* [Saved entries]
■ ■ ■ ■
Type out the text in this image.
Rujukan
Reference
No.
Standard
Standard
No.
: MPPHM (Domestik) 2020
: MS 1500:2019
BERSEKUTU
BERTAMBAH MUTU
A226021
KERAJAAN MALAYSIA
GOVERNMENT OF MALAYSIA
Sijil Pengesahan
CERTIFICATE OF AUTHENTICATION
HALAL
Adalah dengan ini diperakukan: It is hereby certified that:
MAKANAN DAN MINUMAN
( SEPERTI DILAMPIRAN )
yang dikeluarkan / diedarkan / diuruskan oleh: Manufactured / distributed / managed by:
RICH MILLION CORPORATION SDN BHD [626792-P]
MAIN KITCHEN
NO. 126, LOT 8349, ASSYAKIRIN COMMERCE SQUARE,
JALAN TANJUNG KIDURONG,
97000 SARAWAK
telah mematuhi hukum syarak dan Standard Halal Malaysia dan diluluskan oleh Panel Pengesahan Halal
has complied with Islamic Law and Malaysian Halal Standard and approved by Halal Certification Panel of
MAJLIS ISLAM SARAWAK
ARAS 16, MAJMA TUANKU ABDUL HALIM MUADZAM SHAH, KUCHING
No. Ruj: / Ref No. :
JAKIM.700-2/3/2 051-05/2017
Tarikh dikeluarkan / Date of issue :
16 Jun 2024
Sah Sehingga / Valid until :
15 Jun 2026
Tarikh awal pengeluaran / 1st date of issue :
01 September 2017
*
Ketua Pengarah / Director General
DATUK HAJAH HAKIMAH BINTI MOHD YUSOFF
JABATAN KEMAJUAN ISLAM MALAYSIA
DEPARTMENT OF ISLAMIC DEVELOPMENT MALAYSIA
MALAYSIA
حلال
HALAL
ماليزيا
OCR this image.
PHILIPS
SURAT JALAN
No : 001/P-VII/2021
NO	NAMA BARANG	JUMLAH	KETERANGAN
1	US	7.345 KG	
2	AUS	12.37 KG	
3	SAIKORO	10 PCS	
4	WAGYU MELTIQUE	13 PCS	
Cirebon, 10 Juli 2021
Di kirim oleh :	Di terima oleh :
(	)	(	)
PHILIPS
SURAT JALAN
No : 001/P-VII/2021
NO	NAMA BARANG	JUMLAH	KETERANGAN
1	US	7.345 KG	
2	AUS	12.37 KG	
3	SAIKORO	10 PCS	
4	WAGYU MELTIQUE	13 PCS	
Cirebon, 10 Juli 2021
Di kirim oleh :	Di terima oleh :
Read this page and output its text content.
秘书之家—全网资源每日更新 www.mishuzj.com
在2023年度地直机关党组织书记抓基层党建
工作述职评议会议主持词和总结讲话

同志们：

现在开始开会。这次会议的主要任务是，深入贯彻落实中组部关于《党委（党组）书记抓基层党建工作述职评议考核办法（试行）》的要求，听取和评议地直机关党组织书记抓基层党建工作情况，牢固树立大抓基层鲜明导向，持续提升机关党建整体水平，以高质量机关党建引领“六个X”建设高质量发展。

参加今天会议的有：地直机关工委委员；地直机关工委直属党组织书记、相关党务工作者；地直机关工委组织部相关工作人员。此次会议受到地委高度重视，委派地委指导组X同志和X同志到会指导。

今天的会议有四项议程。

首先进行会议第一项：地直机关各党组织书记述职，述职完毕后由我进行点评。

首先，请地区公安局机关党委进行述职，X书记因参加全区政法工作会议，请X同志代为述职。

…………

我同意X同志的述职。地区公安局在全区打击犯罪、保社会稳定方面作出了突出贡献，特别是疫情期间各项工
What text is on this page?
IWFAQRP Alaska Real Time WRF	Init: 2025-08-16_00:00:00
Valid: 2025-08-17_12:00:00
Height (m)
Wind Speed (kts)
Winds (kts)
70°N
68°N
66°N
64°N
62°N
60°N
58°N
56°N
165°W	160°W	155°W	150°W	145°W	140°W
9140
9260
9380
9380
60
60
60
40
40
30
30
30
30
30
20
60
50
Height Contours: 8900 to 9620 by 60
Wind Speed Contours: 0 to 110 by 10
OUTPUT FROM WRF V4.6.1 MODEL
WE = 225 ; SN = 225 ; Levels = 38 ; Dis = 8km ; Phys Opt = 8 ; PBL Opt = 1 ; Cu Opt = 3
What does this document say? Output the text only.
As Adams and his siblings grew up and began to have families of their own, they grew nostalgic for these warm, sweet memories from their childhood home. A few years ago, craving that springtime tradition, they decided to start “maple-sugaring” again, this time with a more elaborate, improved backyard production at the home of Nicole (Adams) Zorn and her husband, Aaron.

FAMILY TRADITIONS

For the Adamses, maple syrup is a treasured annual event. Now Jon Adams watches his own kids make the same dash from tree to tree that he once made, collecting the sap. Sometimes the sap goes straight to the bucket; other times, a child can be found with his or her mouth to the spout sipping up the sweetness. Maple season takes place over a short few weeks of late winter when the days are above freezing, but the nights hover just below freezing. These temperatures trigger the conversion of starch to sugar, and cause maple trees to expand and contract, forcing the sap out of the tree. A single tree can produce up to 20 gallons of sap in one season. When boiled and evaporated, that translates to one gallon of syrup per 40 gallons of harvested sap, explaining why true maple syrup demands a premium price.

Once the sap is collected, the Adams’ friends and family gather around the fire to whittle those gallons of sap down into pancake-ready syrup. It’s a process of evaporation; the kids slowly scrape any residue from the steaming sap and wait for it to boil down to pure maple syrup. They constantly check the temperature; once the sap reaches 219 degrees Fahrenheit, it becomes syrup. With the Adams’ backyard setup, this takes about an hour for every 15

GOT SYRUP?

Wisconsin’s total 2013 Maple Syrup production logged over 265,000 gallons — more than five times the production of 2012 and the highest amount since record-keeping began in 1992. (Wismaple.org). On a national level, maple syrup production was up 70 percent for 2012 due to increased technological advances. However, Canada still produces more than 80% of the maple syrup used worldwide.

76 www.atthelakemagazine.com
■ ■ ■ ■
* [Written instruction] Identify the lines above that contain the word "What", then copy them.

* [Answer to the exercise]
What text is on this page?
What does this document say? Output the text only.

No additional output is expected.